[RECORDS PROVIDED start]

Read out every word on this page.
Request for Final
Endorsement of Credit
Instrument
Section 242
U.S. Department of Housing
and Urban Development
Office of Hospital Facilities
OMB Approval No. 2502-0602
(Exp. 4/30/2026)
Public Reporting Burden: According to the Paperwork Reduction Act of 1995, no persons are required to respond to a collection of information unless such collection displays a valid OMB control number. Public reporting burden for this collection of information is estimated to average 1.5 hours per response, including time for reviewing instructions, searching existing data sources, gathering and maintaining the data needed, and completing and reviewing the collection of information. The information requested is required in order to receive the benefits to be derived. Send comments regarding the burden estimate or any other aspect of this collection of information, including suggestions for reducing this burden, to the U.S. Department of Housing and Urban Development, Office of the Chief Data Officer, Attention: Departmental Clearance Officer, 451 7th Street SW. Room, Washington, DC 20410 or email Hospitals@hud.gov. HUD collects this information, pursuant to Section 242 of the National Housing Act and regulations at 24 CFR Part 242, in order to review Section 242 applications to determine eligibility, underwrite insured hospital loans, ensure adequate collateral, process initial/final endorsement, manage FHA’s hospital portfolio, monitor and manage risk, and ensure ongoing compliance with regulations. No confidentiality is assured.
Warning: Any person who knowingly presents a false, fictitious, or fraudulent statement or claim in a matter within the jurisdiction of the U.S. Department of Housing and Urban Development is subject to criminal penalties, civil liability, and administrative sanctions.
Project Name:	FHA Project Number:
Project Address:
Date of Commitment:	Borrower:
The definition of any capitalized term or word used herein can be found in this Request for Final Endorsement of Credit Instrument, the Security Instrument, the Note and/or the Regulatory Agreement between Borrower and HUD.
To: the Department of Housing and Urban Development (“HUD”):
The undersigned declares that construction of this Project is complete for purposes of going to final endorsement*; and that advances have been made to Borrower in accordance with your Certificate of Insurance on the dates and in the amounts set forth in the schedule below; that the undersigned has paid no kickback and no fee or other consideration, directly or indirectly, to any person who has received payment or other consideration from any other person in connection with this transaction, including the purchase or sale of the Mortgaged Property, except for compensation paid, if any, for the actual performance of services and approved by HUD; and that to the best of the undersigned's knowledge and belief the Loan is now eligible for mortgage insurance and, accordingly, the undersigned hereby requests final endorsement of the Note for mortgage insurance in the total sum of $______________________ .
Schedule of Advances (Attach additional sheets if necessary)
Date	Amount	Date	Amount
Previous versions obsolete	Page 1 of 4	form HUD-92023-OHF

[RECORDS PROVIDED end]

▶ _STATED EXERCISE_: Which lines of the data above contain "Instrument"? Copy each one.

▶ _SOLUTION BELOW_:
Instrument
The definition of any capitalized term or word used herein can be found in this Request for Final Endorsement of Credit Instrument, the Security Instrument, the Note and/or the Regulatory Agreement between Borrower and HUD.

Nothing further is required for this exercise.